Untersuchter Text »
-=-=-=-=-
Anti-Hartz IV-Pillen ... ggf. auch außerhalb des Kapitalismus nötig

Ich frage mich, wo die DAK die Daten her hat, wenn es um
Dunkelziffern und nicht um ärztlich verschriebene Medikamente geht.

Tatsache ist, dass man heute unter allen Umständen Hartz
IV-Abhängigkeit vermeiden sollte. Mir wäre auch ein bedingungsloses
Grundeinkommen lieber, aber wir haben das leider (noch) nicht. 

Nun haben Menschen von Natur aus unterschiedliche Fähigkeiten zu von
außen gegen ihren Willen geforderten Dingen wie Fleiß und Disziplin.
Selbstdisziplin, die Gewaltanwendung gegen sich selbst, wo man im
Sinne der äußeren Sklaventreiber sein eigener Sklaventreiber wird,
hat nicht jeder im gleichen Maß. Ohne bekommt man aber ganz schnell
Probleme, also ist es doch das kleinere Übel, statt sich zu quälen,
sich lieber per Pille für eine Weile in eine Art menschlichen Roboter
zu verwandeln.
-=-=-=-=-
Bereitgestellte Daten »
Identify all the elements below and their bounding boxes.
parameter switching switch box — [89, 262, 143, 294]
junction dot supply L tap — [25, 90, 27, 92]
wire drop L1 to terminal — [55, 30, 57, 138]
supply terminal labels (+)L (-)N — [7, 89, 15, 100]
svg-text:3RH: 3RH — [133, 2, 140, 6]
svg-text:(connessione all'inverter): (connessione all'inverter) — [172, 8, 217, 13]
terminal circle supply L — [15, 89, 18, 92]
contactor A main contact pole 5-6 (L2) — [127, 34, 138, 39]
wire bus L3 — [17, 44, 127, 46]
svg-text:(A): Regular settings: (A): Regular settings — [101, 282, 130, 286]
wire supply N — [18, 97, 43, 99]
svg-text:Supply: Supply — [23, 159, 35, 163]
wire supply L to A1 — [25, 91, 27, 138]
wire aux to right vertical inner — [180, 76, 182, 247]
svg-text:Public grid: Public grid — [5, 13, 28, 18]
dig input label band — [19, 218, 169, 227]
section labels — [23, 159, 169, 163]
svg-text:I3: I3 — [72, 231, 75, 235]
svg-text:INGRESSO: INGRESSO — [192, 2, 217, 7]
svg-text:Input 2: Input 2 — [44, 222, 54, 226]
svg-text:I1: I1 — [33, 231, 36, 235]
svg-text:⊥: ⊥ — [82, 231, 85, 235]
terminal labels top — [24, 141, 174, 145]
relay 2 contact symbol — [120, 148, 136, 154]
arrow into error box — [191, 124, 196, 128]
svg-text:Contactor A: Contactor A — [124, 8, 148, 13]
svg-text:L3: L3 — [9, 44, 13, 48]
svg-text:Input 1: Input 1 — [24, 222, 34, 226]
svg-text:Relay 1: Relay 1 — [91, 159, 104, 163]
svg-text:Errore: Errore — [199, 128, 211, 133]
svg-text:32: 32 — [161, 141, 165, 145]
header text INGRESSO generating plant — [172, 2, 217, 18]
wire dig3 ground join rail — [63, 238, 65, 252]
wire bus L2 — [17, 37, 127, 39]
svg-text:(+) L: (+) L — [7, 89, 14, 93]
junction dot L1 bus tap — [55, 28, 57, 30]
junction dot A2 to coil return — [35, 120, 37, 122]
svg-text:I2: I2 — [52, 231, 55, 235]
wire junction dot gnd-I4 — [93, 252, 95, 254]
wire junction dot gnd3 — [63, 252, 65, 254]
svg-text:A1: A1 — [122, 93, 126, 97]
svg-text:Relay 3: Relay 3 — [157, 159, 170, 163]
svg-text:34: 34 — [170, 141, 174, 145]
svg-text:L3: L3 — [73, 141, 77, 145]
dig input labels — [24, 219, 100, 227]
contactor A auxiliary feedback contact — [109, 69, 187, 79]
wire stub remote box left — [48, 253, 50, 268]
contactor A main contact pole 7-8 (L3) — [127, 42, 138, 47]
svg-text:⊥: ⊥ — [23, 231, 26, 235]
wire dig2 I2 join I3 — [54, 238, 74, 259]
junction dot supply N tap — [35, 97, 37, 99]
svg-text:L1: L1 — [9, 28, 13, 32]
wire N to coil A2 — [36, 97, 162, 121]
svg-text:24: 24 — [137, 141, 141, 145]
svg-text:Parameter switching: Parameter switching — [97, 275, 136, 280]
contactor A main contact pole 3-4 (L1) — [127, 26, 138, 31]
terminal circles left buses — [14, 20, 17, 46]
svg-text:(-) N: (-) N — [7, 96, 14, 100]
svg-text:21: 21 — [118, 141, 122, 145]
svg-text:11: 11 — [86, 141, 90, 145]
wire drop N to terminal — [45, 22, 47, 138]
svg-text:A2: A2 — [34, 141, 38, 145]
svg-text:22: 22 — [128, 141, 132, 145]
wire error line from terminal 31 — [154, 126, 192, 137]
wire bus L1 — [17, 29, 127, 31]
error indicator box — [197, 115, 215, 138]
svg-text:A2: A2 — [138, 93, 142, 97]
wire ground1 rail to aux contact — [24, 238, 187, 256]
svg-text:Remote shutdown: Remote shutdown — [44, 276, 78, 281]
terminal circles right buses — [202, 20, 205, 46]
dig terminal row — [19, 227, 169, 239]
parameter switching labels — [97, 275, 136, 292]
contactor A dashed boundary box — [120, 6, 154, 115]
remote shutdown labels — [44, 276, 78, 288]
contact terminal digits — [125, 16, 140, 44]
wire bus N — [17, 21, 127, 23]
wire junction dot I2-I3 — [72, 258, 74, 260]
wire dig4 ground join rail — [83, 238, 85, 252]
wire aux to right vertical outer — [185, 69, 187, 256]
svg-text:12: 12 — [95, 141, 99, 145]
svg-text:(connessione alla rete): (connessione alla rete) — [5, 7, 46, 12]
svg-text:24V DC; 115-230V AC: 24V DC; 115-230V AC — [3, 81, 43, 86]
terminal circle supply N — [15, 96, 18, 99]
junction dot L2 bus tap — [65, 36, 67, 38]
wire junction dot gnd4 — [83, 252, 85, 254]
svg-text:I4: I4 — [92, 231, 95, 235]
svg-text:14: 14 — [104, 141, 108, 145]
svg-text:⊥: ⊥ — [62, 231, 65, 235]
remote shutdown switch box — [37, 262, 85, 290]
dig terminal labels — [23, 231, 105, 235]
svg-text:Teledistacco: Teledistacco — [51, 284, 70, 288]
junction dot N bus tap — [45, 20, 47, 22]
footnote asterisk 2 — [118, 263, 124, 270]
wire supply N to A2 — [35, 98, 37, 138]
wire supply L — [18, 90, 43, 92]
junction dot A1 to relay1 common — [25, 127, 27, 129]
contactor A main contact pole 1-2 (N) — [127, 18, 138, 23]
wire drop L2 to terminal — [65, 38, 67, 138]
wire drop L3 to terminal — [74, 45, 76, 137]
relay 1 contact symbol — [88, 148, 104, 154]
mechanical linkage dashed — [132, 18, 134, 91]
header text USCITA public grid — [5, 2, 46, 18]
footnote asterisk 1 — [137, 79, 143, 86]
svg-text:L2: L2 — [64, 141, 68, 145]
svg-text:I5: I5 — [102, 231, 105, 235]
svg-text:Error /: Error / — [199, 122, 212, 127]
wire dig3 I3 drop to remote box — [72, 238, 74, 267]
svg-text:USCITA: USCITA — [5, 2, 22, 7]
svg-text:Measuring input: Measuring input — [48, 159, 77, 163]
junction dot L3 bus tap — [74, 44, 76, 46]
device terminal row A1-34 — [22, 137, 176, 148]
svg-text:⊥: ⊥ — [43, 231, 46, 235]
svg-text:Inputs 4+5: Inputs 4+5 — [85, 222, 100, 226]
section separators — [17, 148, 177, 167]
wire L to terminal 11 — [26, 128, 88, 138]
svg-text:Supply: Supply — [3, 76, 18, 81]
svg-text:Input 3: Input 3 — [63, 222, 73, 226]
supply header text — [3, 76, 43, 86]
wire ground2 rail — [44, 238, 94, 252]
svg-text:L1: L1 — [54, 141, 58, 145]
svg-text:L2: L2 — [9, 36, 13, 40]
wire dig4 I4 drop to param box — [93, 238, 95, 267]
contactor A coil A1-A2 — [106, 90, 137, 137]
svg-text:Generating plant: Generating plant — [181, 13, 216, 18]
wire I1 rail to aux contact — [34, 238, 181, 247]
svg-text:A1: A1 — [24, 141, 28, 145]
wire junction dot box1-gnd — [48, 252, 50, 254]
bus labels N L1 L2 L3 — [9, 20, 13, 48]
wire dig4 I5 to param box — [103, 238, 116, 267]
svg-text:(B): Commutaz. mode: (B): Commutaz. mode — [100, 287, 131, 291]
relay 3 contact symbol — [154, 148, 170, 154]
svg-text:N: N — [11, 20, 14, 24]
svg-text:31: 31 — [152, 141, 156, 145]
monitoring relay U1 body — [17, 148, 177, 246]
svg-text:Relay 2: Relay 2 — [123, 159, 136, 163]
-=-=-=-=-
Aufgabe 1 » Was sollte man laut dem untersuchten Text heute unter allen Umständen vermeiden?
Aufgabe 2 » Gib aus dem untersuchten Text den Abschnitt wortgetreu wieder, der mit „Anti-Hartz IV-Pillen ...“ beginnt und bis einschließlich „leider (noch) nicht.“ reicht.

Ergebnis 1 » Hartz IV-Abhängigkeit

Ergebnis 2 »
Anti-Hartz IV-Pillen ... ggf. auch außerhalb des Kapitalismus nötig

Ich frage mich, wo die DAK die Daten her hat, wenn es um
Dunkelziffern und nicht um ärztlich verschriebene Medikamente geht.

Tatsache ist, dass man heute unter allen Umständen Hartz
IV-Abhängigkeit vermeiden sollte. Mir wäre auch ein bedingungsloses
Grundeinkommen lieber, aber wir haben das leider (noch) nicht.